## Given exercise
Repeat the records verbatim and leave the pictures out of your copy.

[Saved data entries]

⁂

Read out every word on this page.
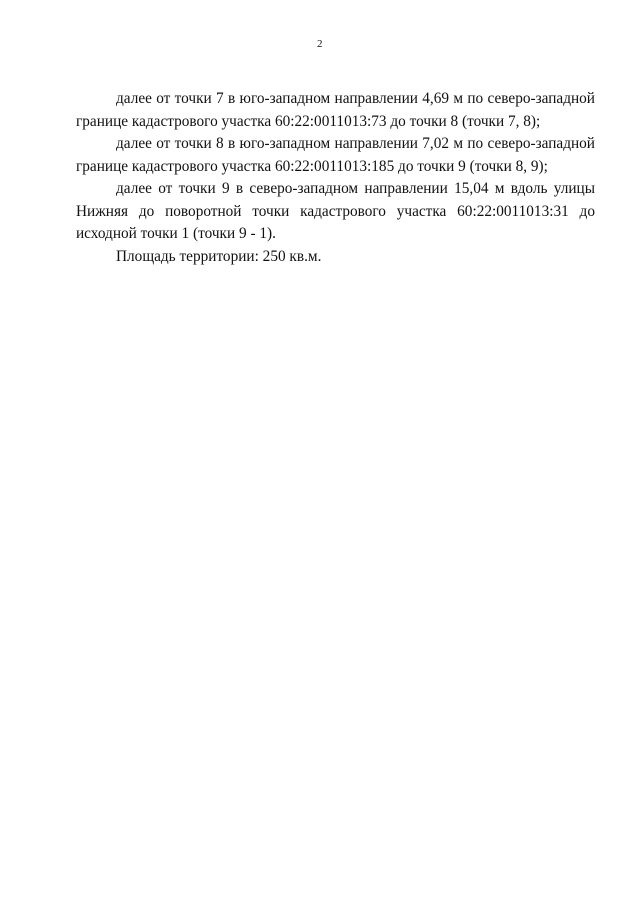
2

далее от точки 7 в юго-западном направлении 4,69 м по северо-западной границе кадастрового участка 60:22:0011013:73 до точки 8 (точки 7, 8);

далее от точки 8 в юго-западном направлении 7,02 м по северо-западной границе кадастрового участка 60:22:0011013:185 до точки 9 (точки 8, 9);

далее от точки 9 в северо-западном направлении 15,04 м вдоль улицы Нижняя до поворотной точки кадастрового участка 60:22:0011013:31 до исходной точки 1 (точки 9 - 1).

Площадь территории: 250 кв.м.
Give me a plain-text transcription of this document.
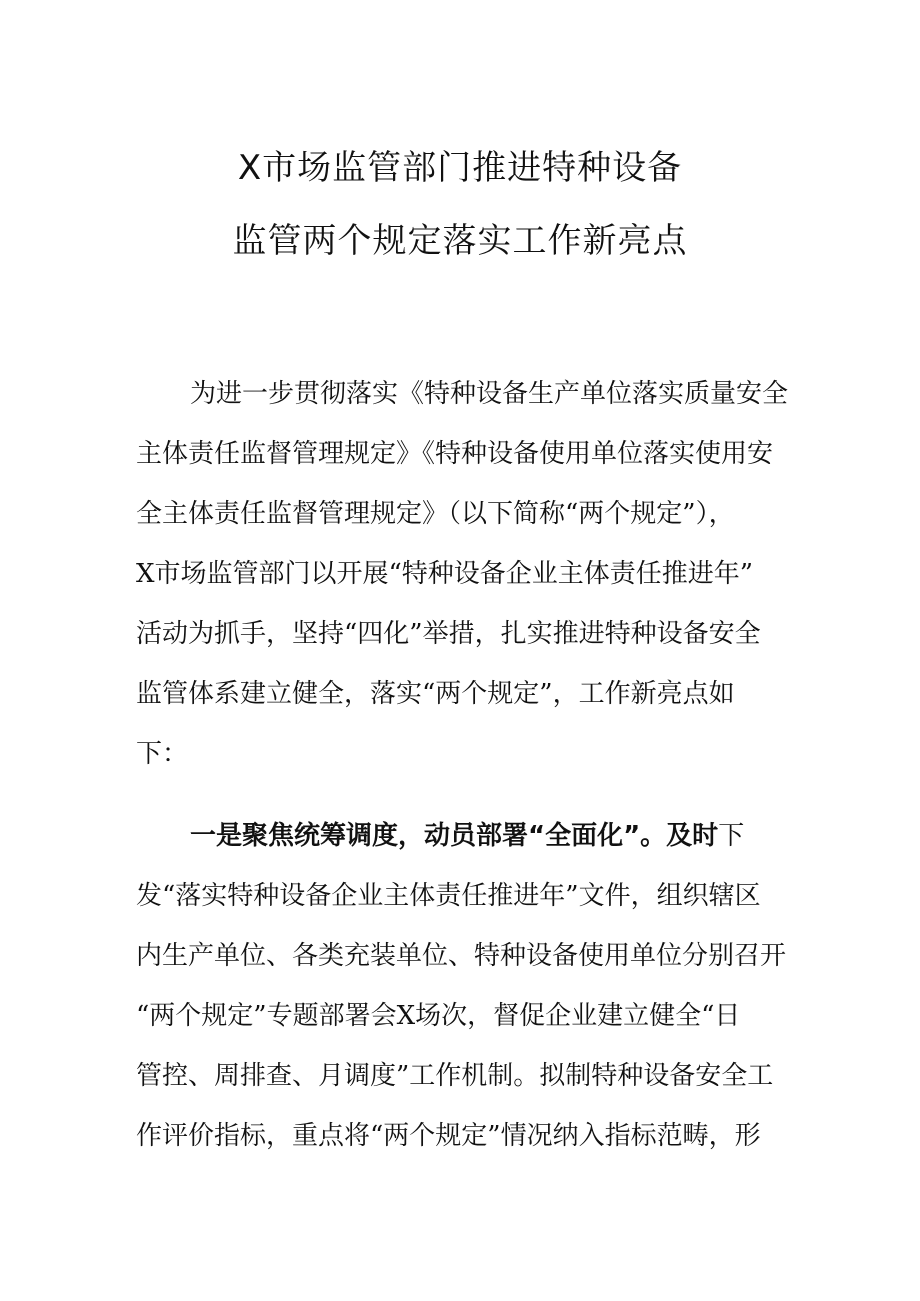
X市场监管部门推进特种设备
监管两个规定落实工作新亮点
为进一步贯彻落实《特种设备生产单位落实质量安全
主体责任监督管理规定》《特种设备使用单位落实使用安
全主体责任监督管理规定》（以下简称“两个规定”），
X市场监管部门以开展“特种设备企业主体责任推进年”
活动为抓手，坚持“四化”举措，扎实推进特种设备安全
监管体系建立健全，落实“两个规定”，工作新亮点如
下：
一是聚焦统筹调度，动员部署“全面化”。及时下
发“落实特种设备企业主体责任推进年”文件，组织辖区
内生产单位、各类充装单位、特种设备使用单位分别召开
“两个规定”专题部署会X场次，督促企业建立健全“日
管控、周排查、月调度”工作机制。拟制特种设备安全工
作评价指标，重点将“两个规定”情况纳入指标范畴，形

⁂

## The answer
Read out every word on this page.
2

далее от точки 7 в юго-западном направлении 4,69 м по северо-западной границе кадастрового участка 60:22:0011013:73 до точки 8 (точки 7, 8);

далее от точки 8 в юго-западном направлении 7,02 м по северо-западной границе кадастрового участка 60:22:0011013:185 до точки 9 (точки 8, 9);

далее от точки 9 в северо-западном направлении 15,04 м вдоль улицы Нижняя до поворотной точки кадастрового участка 60:22:0011013:31 до исходной точки 1 (точки 9 - 1).

Площадь территории: 250 кв.м.
Give me a plain-text transcription of this document.
X市场监管部门推进特种设备
监管两个规定落实工作新亮点
为进一步贯彻落实《特种设备生产单位落实质量安全
主体责任监督管理规定》《特种设备使用单位落实使用安
全主体责任监督管理规定》（以下简称“两个规定”），
X市场监管部门以开展“特种设备企业主体责任推进年”
活动为抓手，坚持“四化”举措，扎实推进特种设备安全
监管体系建立健全，落实“两个规定”，工作新亮点如
下：
一是聚焦统筹调度，动员部署“全面化”。及时下
发“落实特种设备企业主体责任推进年”文件，组织辖区
内生产单位、各类充装单位、特种设备使用单位分别召开
“两个规定”专题部署会X场次，督促企业建立健全“日
管控、周排查、月调度”工作机制。拟制特种设备安全工
作评价指标，重点将“两个规定”情况纳入指标范畴，形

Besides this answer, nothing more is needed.